### Direction
Filter the records below and copy every line containing the word "弘扬社会正能量".

[Saved entries]
========================================================================
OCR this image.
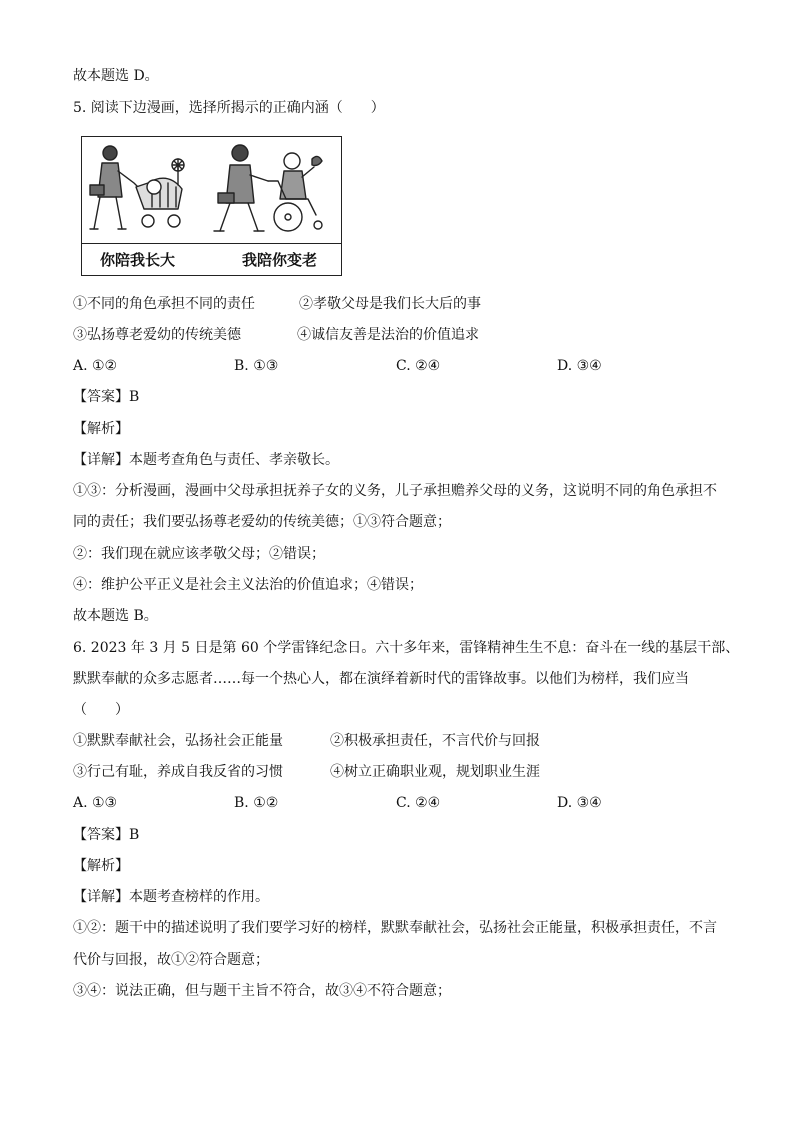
故本题选 D。
5. 阅读下边漫画，选择所揭示的正确内涵（　　）
你陪我长大	我陪你变老
①不同的角色承担不同的责任	②孝敬父母是我们长大后的事
③弘扬尊老爱幼的传统美德	④诚信友善是法治的价值追求
A. ①②	B. ①③	C. ②④	D. ③④
【答案】B
【解析】
【详解】本题考查角色与责任、孝亲敬长。
①③：分析漫画，漫画中父母承担抚养子女的义务，儿子承担赡养父母的义务，这说明不同的角色承担不
同的责任；我们要弘扬尊老爱幼的传统美德；①③符合题意；
②：我们现在就应该孝敬父母；②错误；
④：维护公平正义是社会主义法治的价值追求；④错误；
故本题选 B。
6. 2023 年 3 月 5 日是第 60 个学雷锋纪念日。六十多年来，雷锋精神生生不息：奋斗在一线的基层干部、
默默奉献的众多志愿者……每一个热心人，都在演绎着新时代的雷锋故事。以他们为榜样，我们应当
（　　）
①默默奉献社会，弘扬社会正能量	②积极承担责任，不言代价与回报
③行己有耻，养成自我反省的习惯	④树立正确职业观，规划职业生涯
A. ①③	B. ①②	C. ②④	D. ③④
【答案】B
【解析】
【详解】本题考查榜样的作用。
①②：题干中的描述说明了我们要学习好的榜样，默默奉献社会，弘扬社会正能量，积极承担责任，不言
代价与回报，故①②符合题意；
③④：说法正确，但与题干主旨不符合，故③④不符合题意；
========================================================================
### Answer
①默默奉献社会，弘扬社会正能量	②积极承担责任，不言代价与回报
①②：题干中的描述说明了我们要学习好的榜样，默默奉献社会，弘扬社会正能量，积极承担责任，不言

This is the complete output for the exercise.